— start of Text block —
Beamer’s power is not limited to nicely formatted slides — you can have transitions and animation too. Also, almost all LaTeX constructs can be used inside the beamer class. The commonly used ones are begin{itemize} and \begin{enumerate} environments, which provide bullets and numbering, respectively. Another useful one is \begin{block} add \end{block} environment, which helps highlight a specific piece of text. For example (results shown in Figure 2):

\begin{frame}
\frametitle{Introduction}
\framesubtitle{Hello World Tutorial}
\begin{block}{Beamer}
Hello World from Beamer
\end{block}
\end{frame}

Block
Figure 2: Block

Beamer has some built-in environments for definitions, theorems, lemma, proofs, corollaries, examples, etc., which we can use instead of using the block environment. For example, we can create an example block as follows:

\begin{example}
Hello World from Beamer
\end{example}

To add a table of contents, you can use the \tableofcontents environment inside a frame. Content information is taken from \section{} parts in the document. Beamer lets you give extra options within []. For example, to list the table of contents sections one after another, you can add the [pausesections] option to \tableofcontents, as follows: \tableofcontents[pausesections].

Options can be used elsewhere too — for example, for a custom title and author name in the footer section, use the following commands:

\documentclass{beamer}
\usetheme{Warsaw}
\title[Beamer Intro]{Beamer - Introduction to \LaTeX presentation making}
\author[J E S T I N]{Jestin Joy}

Overlays are used extensively when creating a MS PowerPoint presentation. Beamer also has overlay functionality, usually used along with the itemize or enumerate environment:

\begin{frame}
\begin{example}
Some good Latex Editors are
\begin{itemize}
\item<2-> Texmaker
\item<3-> Emacs + AUCTEX
\item<4-> Kile
\end{itemize}
\end{example}
\end{frame}

Here, the overlay specifications are used with the itemize environment, which displays data in a list. The numbers <2->,<3->… represent the order in which they are to be displayed. If <1-> is given, then the Texmaker option comes in the first time itself.
— end of Text block —
— start of Source data —
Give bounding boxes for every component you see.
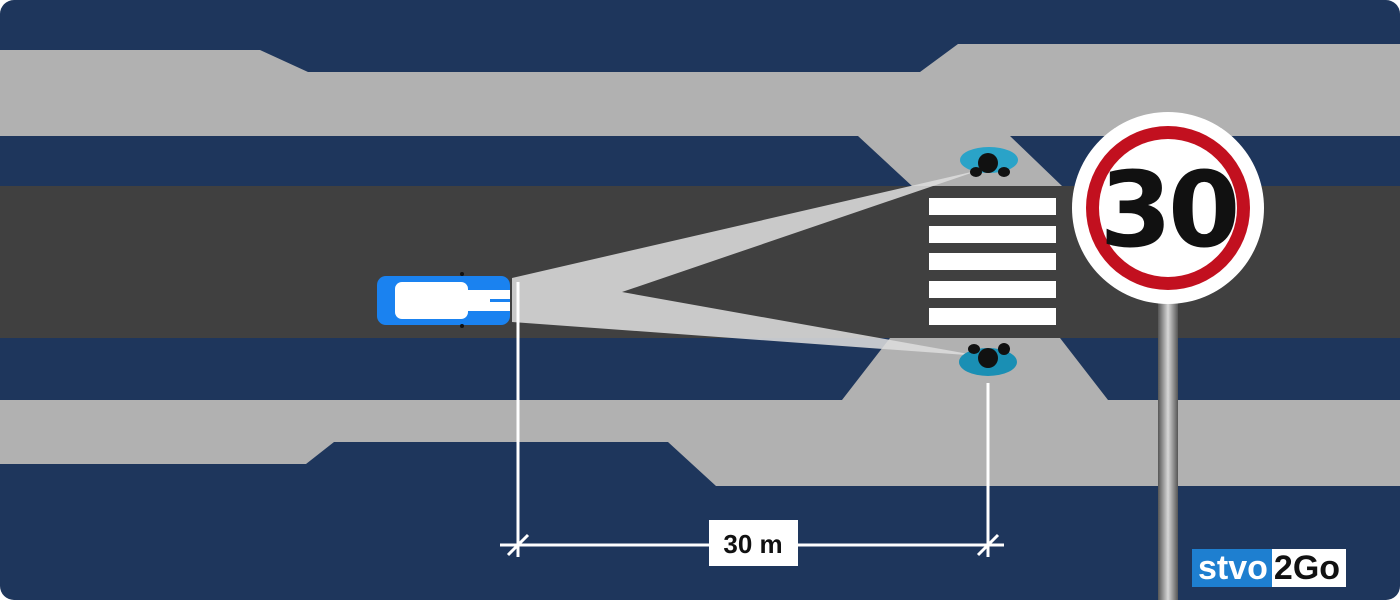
— end of Source data —
▶ _Tasks to perform_
• a. In the Beamer passage, which option makes the table of contents list its sections one after another?
• b. Rewrite the Beamer passage starting at "Here, the overlay" and ending at "first time itself.", with "itemize" changed to "enumerate".
Answer using only the Beamer passage.

▶ _Answers to the exercise_
• a. The [pausesections] option.

• b.
Here, the overlay specifications are used with the enumerate environment, which displays data in a list. The numbers <2->,<3->… represent the order in which they are to be displayed. If <1-> is given, then the Texmaker option comes in the first time itself.